All of the records listed below should be retyped exactly.
+++ Material +++
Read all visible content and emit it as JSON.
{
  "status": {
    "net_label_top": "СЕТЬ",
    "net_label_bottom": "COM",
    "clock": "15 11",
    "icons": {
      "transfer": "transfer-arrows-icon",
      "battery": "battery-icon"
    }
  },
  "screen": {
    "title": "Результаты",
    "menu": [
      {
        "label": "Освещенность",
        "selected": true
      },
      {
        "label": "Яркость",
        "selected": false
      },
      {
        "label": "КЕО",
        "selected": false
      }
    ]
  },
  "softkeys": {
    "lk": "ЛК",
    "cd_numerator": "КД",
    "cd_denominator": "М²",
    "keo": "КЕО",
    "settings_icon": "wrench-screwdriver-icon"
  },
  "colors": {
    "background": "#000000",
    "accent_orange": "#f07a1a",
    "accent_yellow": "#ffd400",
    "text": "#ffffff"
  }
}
+++
**Answer to this problem**:
Read all visible content and emit it as JSON.
{
  "status": {
    "net_label_top": "СЕТЬ",
    "net_label_bottom": "COM",
    "clock": "15 11",
    "icons": {
      "transfer": "transfer-arrows-icon",
      "battery": "battery-icon"
    }
  },
  "screen": {
    "title": "Результаты",
    "menu": [
      {
        "label": "Освещенность",
        "selected": true
      },
      {
        "label": "Яркость",
        "selected": false
      },
      {
        "label": "КЕО",
        "selected": false
      }
    ]
  },
  "softkeys": {
    "lk": "ЛК",
    "cd_numerator": "КД",
    "cd_denominator": "М²",
    "keo": "КЕО",
    "settings_icon": "wrench-screwdriver-icon"
  },
  "colors": {
    "background": "#000000",
    "accent_orange": "#f07a1a",
    "accent_yellow": "#ffd400",
    "text": "#ffffff"
  }
}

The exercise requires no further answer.